• Excerpt provided:
________________________________________

7 Chapter 5: Item Serials
The first time you see an item serial—something like @Ugr$ZCm/&tH!t{KgK/Shxu>k—it looks like line noise. Random characters that couldn’t possibly mean anything. But that string contains a complete weapon: its manufacturer, every part attached to it, the level, the random seed that determined its stats. Everything needed to reconstruct the item perfectly.
This chapter decodes how serials work. By the end, you’ll understand every transformation from that cryptic string to a fully-described weapon.
7.1 What’s Encoded in a Serial
A serial is self-contained. Given just the string, the game can reconstruct the item completely—no external references needed. If you copy a serial from one save file into another, the recipient gets an exact duplicate of the weapon. This is an internal encoding detail, not something the game exposes to players, but understanding it is what makes save editing and item analysis possible.
Inside that string: - Item type (weapon, shield, class mod) - Manufacturer - Level - Element type (Kinetic, Corrosive, Shock, Radiation, Cryo, Fire) - Every part (barrel, grip, scope, magazine) - Random seed for stat calculations - Additional flags (some correlate with rarity in database)
The encoding is compact. A 40-character serial describes an item that would need hundreds of bytes in a more verbose format.
7.2 The Decoding Pipeline
Serials transform through multiple stages. Understanding each stage reveals how the pieces fit together.
flowchart LR
A["@Ugr$ZCm/&tH!..."] -->|Strip prefix| B["gr$ZCm/&tH!..."]
B -->|Base85 decode| C["[0x84, 0xA5, ...]"]
C -->|Bit-mirror| D["[0x21, 0xA5, ...]"]
D -->|Parse bitstream| E["Category: 269\nLevel: 33\nParts: [...]"]
The prefix @U marks this as a BL4 serial. After stripping the two-character prefix, everything else is Base85-encoded binary data. The character at position 3 (the first Base85 character) varies based on the magnitude of the first encoded value—it is NOT a type discriminator, despite appearing to correlate with item types at first glance.
7.3 Base85: Custom Alphabet
BL4 doesn’t use standard ASCII85. It uses a custom 85-character alphabet:
0123456789ABCDEFGHIJKLMNOPQRSTUVWXYZabcdefghijklmnopqrstuvwxyz!#$%&()*+-;<=>?@^_`{/}~
Every 5 characters encode 4 bytes. The math: 85⁵ ≈ 4.4 billion, which fits in 32 bits (4 bytes) with room to spare.
To decode, look up each character’s position in the alphabet, combine them as a base-85 number, then extract 4 bytes big-endian:
Characters: g r $ Z C
Positions: 42 53 64 35 12
Value = 42×85⁴ + 53×85³ + 64×85² + 35×85 + 12
= 2,225,440,262
Bytes: [0x84, 0xA5, 0x86, 0x06]
7.4 Bit Mirroring: The Obfuscation Layer
After Base85 decoding, each byte gets bit-reversed. 0x87 (binary 10000111) becomes 0xE1 (binary 11100001).

________________________________________

• Records:
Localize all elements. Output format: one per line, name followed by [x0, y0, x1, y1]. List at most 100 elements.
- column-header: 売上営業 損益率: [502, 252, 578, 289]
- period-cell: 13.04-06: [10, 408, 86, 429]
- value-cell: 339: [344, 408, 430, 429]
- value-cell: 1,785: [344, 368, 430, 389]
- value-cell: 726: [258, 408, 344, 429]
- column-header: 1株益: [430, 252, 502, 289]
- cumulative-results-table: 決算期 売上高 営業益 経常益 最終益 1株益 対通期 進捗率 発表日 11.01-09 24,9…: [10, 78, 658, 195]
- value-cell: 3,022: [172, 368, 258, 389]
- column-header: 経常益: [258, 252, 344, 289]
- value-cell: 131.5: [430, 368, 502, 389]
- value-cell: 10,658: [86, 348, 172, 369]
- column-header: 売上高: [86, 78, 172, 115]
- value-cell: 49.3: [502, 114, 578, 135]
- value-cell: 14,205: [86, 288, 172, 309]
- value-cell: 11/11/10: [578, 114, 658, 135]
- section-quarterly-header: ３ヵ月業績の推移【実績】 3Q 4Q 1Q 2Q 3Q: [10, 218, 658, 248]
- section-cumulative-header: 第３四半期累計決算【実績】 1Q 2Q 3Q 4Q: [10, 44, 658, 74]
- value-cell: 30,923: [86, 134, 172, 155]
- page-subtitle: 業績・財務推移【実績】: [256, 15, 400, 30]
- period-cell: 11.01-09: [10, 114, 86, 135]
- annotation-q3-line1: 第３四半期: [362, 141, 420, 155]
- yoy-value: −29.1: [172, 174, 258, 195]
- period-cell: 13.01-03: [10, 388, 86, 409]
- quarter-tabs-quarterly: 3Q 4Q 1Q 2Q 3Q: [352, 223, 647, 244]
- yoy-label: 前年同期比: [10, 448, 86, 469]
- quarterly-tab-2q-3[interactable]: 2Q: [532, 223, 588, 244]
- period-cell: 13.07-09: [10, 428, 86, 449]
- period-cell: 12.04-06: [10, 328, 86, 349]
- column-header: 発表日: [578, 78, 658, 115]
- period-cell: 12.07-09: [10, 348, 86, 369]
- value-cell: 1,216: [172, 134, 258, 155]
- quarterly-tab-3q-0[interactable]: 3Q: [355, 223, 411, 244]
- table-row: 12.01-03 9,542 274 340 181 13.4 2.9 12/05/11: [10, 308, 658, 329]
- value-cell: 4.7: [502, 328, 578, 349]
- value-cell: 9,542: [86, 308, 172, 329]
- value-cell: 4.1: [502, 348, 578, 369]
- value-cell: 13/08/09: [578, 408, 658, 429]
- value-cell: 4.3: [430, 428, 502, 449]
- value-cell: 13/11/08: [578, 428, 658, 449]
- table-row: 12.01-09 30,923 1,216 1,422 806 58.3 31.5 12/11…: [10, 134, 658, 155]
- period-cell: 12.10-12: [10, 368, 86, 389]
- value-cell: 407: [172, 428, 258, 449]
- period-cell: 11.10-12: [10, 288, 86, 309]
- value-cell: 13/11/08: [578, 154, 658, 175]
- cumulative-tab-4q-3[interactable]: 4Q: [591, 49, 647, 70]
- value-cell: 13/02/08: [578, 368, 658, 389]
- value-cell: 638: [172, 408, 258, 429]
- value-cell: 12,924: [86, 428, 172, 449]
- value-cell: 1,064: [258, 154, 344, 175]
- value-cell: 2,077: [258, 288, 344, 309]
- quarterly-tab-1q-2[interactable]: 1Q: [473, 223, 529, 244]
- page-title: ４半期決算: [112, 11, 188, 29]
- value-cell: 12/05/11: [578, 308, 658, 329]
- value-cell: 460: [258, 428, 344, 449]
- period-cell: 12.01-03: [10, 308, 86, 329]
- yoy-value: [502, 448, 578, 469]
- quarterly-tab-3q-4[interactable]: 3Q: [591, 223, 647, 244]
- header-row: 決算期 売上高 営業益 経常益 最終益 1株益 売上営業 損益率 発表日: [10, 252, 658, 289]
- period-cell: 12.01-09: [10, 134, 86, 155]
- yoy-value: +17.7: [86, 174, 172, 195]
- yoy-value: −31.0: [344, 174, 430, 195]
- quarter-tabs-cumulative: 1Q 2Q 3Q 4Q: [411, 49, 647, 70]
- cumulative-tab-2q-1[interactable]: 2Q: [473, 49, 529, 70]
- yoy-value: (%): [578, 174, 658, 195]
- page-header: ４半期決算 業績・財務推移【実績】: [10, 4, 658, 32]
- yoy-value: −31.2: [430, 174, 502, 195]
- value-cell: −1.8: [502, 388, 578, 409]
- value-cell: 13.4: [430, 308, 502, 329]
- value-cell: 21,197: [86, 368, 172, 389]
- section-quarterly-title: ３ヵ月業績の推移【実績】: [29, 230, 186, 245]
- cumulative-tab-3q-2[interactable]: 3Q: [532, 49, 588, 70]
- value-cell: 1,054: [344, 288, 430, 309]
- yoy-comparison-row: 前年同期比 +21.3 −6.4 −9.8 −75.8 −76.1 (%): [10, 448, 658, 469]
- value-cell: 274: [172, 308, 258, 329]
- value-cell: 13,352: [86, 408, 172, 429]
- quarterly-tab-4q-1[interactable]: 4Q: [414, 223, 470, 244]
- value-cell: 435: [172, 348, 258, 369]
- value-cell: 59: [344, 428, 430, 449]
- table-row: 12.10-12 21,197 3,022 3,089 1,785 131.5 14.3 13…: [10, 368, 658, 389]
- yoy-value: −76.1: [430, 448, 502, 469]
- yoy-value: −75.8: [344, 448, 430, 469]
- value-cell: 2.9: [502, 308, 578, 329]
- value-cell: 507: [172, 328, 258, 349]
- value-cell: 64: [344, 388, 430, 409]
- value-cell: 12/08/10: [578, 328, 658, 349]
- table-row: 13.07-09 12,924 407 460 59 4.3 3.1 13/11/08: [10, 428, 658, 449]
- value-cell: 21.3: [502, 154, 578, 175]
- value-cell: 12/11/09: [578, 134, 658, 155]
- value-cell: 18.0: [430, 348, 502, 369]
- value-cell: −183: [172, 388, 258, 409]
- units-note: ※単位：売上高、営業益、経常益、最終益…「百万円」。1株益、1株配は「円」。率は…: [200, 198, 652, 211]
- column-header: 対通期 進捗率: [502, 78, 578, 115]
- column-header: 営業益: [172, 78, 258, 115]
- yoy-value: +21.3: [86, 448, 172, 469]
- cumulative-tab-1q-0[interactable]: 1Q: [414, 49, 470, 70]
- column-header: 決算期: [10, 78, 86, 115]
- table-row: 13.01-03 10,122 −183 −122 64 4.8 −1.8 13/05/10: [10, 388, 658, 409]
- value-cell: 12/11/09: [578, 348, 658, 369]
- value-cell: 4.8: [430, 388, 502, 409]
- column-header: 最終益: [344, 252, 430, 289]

________________________________________

• Work order: Can you continue the chapter on item serials, starting right after its last sentence about 0x87 becoming 0xE1?

• Exercise answer:
fn mirror_byte(b: u8) -> u8 {
let mut result = 0;
for i in 0..8 {
if (b >> i) & 1 == 1 {
result |= 1 << (7 - i);
}
}
result
}7.5 Bit Assembly: MSB Stream, LSB Data
After mirroring, the bytes form a bitstream that’s read MSB-first (bit 7 of each byte first). But data values within the stream are encoded LSB-first — the first bit read is the least significant bit of the value.
This means framing bits (prefixes, continuation flags, magic header) work correctly as-is, but multi-bit data values must have their bits reversed after reading. Each VarInt nibble (4 bits) and each VarBit length/value field gets its bits reversed within its width.
For example, reading 4 bits that come out as 1000 (8) from the stream actually represents the value 0001 (1) after reversal. This reversal is applied per-nibble for VarInts and per-field for VarBits.
7.6 Token Parsing: The Real Structure
The first 7 bits must be 0010000 (0x10)—a magic number validating this as a proper serial.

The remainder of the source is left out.